▶ **Directions for this task**: Check each line of the records below and collect those holding "datetime".

** start of Supplied records **

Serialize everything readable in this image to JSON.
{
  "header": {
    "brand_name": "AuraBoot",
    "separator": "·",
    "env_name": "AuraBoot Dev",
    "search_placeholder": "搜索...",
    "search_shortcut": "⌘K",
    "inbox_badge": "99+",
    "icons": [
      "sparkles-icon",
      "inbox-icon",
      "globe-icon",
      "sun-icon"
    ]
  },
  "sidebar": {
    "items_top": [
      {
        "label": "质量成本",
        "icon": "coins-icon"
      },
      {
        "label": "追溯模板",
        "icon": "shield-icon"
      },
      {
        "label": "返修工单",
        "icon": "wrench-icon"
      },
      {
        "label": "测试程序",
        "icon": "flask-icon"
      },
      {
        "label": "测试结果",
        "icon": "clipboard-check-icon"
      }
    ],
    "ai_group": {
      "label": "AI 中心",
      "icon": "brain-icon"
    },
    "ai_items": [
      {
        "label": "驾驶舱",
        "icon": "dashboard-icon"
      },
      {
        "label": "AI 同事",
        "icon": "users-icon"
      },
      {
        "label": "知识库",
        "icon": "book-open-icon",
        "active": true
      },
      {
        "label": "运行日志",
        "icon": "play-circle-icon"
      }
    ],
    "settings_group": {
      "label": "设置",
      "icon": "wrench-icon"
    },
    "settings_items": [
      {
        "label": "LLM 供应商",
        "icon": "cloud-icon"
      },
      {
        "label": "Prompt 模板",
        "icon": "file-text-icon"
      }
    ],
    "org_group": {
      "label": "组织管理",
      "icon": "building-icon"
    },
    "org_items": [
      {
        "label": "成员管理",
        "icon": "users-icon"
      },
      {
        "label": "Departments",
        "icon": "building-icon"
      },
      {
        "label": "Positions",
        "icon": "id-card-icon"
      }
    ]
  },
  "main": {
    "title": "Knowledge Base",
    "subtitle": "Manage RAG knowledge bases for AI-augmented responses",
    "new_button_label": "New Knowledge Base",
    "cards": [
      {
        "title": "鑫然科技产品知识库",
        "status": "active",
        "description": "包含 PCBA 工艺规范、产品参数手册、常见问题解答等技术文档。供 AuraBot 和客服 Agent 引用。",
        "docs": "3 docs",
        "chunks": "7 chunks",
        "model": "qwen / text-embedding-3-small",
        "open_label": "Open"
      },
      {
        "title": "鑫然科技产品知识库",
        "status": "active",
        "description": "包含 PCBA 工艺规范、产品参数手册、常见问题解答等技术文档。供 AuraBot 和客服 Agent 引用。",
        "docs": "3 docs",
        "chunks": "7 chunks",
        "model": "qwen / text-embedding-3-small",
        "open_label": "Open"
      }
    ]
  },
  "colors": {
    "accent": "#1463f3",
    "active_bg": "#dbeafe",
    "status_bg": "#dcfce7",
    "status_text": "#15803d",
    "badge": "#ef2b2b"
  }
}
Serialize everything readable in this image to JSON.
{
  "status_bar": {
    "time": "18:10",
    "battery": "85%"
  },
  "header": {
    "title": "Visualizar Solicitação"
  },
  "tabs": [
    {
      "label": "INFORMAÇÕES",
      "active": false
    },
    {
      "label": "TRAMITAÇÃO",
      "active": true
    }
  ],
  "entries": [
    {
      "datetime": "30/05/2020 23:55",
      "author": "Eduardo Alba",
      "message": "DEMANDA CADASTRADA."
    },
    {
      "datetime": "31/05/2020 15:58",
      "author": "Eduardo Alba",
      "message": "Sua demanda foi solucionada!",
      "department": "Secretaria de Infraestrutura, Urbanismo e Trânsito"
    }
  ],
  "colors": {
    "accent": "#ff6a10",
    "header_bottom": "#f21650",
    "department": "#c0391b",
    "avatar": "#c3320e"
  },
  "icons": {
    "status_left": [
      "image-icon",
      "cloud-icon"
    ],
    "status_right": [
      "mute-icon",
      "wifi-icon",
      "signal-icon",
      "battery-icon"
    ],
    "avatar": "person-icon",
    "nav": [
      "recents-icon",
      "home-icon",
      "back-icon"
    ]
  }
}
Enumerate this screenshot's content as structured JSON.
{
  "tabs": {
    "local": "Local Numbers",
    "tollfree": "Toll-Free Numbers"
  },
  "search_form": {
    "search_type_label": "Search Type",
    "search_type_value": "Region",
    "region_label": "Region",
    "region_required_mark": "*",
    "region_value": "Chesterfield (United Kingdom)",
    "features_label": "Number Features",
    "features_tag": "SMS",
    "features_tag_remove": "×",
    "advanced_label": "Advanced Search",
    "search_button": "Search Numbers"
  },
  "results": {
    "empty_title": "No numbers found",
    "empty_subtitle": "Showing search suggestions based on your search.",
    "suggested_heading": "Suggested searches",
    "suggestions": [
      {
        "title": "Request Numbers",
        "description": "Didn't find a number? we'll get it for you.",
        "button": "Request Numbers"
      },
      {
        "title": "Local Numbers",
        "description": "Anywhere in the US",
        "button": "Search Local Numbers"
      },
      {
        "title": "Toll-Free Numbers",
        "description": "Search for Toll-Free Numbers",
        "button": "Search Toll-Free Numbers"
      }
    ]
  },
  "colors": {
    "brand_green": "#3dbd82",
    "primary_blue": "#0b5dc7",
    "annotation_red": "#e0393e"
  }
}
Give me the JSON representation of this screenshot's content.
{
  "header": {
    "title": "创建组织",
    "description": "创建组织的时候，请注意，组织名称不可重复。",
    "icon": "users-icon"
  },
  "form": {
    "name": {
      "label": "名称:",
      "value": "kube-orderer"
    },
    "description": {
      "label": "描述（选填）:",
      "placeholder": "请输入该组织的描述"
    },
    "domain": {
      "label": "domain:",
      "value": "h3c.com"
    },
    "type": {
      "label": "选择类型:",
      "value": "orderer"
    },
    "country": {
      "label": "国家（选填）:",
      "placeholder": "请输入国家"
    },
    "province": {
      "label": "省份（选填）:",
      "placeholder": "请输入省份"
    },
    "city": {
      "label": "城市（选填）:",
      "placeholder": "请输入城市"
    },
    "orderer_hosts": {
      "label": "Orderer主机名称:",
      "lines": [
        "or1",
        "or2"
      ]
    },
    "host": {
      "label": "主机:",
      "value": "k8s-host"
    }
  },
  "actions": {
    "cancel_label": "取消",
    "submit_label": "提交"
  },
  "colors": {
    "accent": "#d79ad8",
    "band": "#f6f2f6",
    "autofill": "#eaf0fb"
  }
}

** end of Supplied records **

▶ **Reply to the task**:
      "datetime": "30/05/2020 23:55",
      "datetime": "31/05/2020 15:58",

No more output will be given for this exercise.